### Given information

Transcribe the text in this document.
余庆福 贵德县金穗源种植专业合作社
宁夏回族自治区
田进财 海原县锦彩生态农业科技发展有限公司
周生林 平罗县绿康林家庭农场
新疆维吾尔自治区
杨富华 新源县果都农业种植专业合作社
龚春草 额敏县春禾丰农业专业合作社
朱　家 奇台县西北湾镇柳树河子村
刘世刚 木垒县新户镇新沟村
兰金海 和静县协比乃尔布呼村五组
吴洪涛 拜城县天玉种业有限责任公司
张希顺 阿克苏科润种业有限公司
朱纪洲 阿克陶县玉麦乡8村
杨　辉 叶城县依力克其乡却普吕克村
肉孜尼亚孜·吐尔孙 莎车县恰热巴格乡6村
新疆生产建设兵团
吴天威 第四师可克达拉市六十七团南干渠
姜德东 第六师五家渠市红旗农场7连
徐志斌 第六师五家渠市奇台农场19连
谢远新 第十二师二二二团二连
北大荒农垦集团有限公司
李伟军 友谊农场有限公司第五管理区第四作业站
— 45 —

### Set problem
In full and verbatim, repeat the records given above.

### Answer below
Transcribe the text in this document.
余庆福 贵德县金穗源种植专业合作社
宁夏回族自治区
田进财 海原县锦彩生态农业科技发展有限公司
周生林 平罗县绿康林家庭农场
新疆维吾尔自治区
杨富华 新源县果都农业种植专业合作社
龚春草 额敏县春禾丰农业专业合作社
朱　家 奇台县西北湾镇柳树河子村
刘世刚 木垒县新户镇新沟村
兰金海 和静县协比乃尔布呼村五组
吴洪涛 拜城县天玉种业有限责任公司
张希顺 阿克苏科润种业有限公司
朱纪洲 阿克陶县玉麦乡8村
杨　辉 叶城县依力克其乡却普吕克村
肉孜尼亚孜·吐尔孙 莎车县恰热巴格乡6村
新疆生产建设兵团
吴天威 第四师可克达拉市六十七团南干渠
姜德东 第六师五家渠市红旗农场7连
徐志斌 第六师五家渠市奇台农场19连
谢远新 第十二师二二二团二连
北大荒农垦集团有限公司
李伟军 友谊农场有限公司第五管理区第四作业站
— 45 —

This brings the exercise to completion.